Exercise objective
Among the following entries, count the lines that contain "Velocity" and report only the result.

Records provided
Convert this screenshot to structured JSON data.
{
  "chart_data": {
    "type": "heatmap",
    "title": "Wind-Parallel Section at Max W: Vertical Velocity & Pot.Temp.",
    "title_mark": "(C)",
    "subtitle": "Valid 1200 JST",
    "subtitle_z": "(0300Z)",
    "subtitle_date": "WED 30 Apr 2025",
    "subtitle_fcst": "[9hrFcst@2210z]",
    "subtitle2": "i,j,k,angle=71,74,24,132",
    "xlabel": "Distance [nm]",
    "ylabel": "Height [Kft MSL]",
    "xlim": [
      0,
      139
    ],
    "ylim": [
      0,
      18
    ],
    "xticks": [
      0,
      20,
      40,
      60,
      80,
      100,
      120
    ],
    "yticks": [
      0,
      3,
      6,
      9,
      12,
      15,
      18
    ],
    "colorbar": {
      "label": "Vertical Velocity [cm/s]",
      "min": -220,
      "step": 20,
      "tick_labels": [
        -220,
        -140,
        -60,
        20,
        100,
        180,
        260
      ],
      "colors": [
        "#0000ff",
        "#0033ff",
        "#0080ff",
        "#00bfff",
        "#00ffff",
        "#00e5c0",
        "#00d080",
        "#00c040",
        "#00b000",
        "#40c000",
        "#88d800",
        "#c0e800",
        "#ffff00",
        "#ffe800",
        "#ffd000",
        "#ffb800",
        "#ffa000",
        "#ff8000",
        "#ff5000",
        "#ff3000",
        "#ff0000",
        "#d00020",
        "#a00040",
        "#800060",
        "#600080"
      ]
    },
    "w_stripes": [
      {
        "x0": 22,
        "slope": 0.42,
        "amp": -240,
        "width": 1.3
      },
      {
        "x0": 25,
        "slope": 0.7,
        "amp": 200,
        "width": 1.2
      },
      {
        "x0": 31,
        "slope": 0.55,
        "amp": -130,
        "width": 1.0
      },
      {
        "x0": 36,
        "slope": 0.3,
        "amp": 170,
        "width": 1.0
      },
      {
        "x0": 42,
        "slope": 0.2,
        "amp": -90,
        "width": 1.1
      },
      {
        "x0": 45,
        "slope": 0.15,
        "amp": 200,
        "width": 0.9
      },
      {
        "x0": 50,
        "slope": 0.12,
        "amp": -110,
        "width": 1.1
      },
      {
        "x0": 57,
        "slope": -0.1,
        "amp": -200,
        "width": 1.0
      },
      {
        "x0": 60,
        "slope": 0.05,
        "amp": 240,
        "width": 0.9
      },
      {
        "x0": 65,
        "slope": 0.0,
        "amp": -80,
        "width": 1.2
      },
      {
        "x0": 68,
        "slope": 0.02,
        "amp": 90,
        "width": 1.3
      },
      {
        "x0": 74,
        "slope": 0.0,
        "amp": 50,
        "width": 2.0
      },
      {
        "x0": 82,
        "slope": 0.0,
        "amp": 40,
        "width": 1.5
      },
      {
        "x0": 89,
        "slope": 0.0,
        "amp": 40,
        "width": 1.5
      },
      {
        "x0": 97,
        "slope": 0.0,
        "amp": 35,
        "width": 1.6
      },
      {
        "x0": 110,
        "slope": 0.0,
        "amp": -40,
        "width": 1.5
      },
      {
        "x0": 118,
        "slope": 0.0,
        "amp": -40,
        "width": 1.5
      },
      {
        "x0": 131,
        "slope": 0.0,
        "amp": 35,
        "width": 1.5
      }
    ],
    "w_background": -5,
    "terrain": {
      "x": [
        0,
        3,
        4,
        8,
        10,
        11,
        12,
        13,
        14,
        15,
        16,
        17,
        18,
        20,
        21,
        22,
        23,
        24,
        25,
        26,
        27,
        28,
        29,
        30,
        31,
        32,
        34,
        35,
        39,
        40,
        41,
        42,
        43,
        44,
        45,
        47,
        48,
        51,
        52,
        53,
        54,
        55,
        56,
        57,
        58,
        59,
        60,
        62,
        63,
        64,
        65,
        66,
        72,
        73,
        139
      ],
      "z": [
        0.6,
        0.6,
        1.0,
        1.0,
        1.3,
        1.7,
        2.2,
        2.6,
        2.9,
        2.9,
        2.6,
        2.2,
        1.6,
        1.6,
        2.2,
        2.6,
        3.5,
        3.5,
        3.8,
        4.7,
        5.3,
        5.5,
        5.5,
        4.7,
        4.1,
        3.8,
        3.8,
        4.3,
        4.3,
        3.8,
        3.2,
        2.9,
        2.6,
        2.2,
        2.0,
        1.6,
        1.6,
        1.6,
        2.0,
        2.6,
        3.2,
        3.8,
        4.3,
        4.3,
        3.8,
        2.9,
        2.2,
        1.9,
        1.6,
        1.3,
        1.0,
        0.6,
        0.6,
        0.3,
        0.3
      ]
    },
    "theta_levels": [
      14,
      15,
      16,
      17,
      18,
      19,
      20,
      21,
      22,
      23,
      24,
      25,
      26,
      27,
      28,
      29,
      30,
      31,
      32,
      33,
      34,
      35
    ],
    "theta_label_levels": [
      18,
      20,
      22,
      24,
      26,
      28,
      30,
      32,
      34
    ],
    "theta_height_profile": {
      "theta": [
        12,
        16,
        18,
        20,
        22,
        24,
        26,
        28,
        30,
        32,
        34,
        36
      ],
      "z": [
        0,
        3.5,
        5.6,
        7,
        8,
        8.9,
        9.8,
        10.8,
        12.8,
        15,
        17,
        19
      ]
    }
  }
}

Correct response
2